WORK TO COMPLETE. Go through the records and filter out every line lacking the word "color"; copy the lines that remain.

DATASET ENTRIES.
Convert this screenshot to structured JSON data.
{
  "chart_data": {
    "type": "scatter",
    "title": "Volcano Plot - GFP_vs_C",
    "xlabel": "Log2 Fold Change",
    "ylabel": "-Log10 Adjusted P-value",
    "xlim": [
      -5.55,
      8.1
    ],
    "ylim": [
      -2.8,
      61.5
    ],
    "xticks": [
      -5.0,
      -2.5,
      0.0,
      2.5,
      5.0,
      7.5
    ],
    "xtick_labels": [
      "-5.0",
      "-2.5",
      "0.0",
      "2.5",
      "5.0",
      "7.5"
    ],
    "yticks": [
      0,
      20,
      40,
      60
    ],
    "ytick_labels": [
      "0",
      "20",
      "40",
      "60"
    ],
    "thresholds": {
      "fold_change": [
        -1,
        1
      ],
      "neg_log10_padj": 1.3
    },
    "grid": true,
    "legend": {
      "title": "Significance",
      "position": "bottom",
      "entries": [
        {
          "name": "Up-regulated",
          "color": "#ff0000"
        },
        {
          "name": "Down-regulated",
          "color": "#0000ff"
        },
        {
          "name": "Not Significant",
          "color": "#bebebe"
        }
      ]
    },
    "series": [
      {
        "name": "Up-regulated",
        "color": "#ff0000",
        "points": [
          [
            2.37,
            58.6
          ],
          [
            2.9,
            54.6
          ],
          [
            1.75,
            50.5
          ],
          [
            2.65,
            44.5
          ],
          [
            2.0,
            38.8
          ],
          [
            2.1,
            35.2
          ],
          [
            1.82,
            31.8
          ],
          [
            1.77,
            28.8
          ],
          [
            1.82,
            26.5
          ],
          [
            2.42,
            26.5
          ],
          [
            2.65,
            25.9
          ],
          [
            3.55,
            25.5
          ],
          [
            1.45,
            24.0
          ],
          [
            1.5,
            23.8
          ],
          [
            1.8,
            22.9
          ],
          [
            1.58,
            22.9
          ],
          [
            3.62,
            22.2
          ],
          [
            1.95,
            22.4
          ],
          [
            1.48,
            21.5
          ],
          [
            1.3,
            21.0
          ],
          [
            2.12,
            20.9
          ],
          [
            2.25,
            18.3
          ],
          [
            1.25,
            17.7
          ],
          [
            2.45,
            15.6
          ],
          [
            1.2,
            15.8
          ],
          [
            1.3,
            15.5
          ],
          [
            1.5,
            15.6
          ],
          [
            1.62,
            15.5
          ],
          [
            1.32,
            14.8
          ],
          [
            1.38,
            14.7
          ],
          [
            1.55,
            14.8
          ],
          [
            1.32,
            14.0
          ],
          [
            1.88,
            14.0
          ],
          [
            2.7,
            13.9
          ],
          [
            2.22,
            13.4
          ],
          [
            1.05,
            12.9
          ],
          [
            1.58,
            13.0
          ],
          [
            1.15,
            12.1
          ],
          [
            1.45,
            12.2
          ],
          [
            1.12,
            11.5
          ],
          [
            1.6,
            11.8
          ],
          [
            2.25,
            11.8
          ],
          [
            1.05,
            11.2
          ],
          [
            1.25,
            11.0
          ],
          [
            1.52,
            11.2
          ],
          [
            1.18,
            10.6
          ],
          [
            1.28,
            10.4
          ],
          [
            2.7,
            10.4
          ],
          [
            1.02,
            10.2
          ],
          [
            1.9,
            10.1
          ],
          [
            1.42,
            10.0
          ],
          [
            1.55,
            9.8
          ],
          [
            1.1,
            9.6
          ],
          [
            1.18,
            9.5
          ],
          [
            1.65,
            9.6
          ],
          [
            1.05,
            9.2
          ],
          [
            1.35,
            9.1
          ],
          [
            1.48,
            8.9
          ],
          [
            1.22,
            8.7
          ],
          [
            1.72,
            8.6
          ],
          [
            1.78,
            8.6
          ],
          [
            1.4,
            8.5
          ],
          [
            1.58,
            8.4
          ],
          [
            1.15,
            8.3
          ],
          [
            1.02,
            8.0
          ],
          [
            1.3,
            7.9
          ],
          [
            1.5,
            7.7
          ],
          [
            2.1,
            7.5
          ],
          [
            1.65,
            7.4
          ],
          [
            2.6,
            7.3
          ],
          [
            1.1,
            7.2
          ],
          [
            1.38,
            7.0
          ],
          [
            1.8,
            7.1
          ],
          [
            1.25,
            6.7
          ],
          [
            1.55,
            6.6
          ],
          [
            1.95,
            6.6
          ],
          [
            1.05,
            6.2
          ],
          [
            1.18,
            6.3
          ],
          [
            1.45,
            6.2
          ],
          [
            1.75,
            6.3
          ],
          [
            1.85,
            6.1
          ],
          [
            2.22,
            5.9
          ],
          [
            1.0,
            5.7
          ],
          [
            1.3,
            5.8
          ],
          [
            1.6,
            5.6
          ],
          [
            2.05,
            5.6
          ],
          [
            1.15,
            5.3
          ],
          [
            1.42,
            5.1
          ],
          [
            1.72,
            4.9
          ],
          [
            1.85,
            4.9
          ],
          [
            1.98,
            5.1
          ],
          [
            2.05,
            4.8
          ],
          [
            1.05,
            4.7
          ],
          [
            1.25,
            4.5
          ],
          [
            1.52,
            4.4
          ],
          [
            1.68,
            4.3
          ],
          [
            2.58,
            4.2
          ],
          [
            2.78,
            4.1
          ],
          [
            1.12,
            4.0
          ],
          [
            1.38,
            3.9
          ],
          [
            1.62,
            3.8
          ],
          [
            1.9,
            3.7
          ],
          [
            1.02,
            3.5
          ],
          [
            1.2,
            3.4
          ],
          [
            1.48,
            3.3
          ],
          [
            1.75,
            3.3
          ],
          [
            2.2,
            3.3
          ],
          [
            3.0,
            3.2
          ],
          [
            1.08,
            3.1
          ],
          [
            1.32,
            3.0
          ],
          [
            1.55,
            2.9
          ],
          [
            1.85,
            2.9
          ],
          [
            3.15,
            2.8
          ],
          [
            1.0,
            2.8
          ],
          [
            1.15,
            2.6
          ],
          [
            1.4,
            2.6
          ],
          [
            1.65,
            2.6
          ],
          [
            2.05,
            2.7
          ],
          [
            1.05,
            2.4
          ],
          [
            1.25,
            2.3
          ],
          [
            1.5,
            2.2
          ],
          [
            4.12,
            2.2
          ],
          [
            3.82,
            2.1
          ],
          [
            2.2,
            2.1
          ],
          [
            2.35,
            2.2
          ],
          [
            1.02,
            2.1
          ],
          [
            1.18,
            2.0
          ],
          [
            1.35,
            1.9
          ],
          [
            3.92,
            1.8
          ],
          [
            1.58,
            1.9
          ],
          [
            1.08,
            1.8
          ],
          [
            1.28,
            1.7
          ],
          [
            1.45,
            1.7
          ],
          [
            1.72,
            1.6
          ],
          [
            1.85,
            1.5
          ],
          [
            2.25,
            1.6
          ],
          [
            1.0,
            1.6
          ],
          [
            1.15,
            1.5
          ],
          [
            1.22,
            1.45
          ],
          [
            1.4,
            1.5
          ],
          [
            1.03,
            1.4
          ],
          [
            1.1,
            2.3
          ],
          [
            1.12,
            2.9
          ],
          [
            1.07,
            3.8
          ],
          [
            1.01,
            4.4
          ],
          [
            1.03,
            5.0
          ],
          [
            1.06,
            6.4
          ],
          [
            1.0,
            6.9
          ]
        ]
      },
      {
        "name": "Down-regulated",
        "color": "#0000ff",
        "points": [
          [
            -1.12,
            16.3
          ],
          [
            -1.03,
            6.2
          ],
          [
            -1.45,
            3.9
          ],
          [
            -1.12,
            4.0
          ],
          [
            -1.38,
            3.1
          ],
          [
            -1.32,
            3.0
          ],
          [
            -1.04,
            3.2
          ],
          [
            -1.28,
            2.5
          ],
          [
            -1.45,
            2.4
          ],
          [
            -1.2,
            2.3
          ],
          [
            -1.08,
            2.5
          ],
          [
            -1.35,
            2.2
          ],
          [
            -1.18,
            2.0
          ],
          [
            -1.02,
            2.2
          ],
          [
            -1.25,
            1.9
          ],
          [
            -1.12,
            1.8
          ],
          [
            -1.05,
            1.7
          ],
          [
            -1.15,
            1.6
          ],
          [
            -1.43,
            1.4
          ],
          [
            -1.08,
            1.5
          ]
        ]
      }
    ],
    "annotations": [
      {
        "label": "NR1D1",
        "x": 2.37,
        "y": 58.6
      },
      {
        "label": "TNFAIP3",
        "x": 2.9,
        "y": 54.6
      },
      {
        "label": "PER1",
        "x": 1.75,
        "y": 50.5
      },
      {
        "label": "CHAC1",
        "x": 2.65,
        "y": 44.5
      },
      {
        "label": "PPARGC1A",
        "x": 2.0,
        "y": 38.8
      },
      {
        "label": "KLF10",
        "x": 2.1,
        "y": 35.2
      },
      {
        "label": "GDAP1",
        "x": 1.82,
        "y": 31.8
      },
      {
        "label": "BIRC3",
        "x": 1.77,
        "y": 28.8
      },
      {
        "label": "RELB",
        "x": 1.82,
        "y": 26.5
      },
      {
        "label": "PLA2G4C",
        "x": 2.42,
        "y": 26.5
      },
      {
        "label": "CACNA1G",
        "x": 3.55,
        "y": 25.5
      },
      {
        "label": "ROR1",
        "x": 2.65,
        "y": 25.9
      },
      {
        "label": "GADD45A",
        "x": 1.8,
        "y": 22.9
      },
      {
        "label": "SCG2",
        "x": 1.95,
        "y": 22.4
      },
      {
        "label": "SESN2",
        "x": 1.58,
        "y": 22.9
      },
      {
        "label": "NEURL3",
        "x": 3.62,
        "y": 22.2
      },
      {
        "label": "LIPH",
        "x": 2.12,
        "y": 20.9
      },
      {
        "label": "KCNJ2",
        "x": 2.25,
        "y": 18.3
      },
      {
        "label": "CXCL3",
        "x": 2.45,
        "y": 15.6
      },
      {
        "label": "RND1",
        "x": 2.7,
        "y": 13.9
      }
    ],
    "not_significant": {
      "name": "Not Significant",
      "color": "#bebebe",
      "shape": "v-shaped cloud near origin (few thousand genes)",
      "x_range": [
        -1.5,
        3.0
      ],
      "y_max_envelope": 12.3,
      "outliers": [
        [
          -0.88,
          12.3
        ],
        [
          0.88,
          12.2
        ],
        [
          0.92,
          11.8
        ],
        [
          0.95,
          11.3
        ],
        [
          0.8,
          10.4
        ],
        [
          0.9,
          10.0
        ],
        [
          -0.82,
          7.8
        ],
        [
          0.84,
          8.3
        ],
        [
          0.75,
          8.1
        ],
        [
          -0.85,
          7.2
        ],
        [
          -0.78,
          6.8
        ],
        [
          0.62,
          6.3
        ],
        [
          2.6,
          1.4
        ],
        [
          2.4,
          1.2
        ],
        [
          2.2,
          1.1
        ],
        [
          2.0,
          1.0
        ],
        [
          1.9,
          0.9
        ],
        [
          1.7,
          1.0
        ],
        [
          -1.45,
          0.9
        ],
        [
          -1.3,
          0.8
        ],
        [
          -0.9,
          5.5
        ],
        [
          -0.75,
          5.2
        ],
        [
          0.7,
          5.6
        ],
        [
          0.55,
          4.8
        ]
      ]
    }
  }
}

SOLUTION TO THE PROBLEM.
          "color": "#ff0000"
          "color": "#0000ff"
          "color": "#bebebe"
        "color": "#ff0000",
        "color": "#0000ff",
      "color": "#bebebe",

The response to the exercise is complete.